## TEXT SECTION
=======

When you're finished with the lab, you should remove all your deployed resources from Azure to avoid extra charges and keep your Azure subscription uncluttered.
Use the [clean-up-resources notebook](clean-up-resources.ipynb) for that.

=======

## DATA LISTING
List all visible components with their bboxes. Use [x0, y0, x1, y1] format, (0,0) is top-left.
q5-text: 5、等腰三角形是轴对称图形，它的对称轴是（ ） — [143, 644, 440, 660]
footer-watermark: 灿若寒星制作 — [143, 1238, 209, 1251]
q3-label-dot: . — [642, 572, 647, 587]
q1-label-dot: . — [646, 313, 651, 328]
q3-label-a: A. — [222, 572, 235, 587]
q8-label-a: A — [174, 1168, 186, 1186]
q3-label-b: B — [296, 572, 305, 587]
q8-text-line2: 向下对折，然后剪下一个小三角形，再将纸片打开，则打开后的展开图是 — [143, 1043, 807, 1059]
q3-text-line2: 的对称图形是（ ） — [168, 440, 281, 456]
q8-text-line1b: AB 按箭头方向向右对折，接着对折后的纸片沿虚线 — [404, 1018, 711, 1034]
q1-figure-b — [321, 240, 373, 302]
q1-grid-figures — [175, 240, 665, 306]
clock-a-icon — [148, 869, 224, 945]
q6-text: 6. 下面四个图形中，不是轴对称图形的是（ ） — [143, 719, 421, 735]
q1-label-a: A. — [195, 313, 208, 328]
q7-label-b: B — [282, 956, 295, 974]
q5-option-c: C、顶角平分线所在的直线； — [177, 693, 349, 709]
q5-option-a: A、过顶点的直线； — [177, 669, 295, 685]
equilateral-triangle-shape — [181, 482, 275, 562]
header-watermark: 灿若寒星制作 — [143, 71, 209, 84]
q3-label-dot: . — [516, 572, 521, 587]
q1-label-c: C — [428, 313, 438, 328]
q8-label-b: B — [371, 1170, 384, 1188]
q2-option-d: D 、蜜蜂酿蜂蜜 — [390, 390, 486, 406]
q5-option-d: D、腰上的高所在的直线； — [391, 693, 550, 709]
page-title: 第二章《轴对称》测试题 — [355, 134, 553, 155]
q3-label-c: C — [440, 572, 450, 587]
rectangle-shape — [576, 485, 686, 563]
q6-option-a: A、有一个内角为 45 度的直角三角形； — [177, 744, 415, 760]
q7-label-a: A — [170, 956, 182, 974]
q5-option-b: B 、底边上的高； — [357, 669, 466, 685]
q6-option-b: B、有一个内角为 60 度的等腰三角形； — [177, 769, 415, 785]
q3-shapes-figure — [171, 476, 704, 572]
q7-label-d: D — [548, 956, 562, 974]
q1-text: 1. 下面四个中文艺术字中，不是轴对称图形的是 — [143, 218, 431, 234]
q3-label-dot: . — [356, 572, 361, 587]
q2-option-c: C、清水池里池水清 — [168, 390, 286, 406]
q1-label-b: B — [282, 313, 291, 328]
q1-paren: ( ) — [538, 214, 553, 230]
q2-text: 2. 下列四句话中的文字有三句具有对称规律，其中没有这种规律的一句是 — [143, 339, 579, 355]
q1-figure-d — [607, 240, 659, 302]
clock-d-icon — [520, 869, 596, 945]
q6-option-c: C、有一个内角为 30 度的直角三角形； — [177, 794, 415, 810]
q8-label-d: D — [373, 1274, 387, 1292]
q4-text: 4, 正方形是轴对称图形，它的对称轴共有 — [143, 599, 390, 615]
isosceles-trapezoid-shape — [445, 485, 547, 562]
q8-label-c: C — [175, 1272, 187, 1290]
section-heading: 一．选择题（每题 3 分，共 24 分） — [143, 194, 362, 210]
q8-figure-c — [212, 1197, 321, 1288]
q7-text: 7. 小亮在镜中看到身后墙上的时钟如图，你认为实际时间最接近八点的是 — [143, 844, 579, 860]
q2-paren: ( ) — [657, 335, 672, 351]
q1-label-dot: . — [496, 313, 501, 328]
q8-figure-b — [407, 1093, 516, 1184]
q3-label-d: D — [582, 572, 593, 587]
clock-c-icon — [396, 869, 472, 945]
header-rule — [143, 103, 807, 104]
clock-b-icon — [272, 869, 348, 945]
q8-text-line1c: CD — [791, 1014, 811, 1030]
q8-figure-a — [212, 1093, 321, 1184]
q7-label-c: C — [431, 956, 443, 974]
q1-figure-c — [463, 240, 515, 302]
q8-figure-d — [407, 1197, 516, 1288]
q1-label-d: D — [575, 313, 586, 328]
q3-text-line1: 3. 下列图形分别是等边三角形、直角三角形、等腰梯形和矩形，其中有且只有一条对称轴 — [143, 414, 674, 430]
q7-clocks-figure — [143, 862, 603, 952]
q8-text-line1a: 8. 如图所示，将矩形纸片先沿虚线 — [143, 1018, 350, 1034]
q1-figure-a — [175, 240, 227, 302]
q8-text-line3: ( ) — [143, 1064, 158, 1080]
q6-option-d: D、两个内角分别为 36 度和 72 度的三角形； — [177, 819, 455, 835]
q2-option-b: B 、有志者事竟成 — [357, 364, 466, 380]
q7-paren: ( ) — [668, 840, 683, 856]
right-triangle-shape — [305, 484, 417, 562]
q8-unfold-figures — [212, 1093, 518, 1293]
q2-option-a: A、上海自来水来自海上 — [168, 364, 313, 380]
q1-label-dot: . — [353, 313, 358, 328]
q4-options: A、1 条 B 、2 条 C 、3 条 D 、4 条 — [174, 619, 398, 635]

=======

## WORK INSTRUCTIONS
1) From the Azure cleanup text, reproduce word for word the stretch from "When you're finished" through "notebook](clean-up-resources.ipynb) for that.".
2) Which notebook does the Azure cleanup text say to use for removing deployed resources?

## REPLIES
1)
When you're finished with the lab, you should remove all your deployed resources from Azure to avoid extra charges and keep your Azure subscription uncluttered.
Use the [clean-up-resources notebook](clean-up-resources.ipynb) for that.

2) The clean-up-resources notebook (clean-up-resources.ipynb).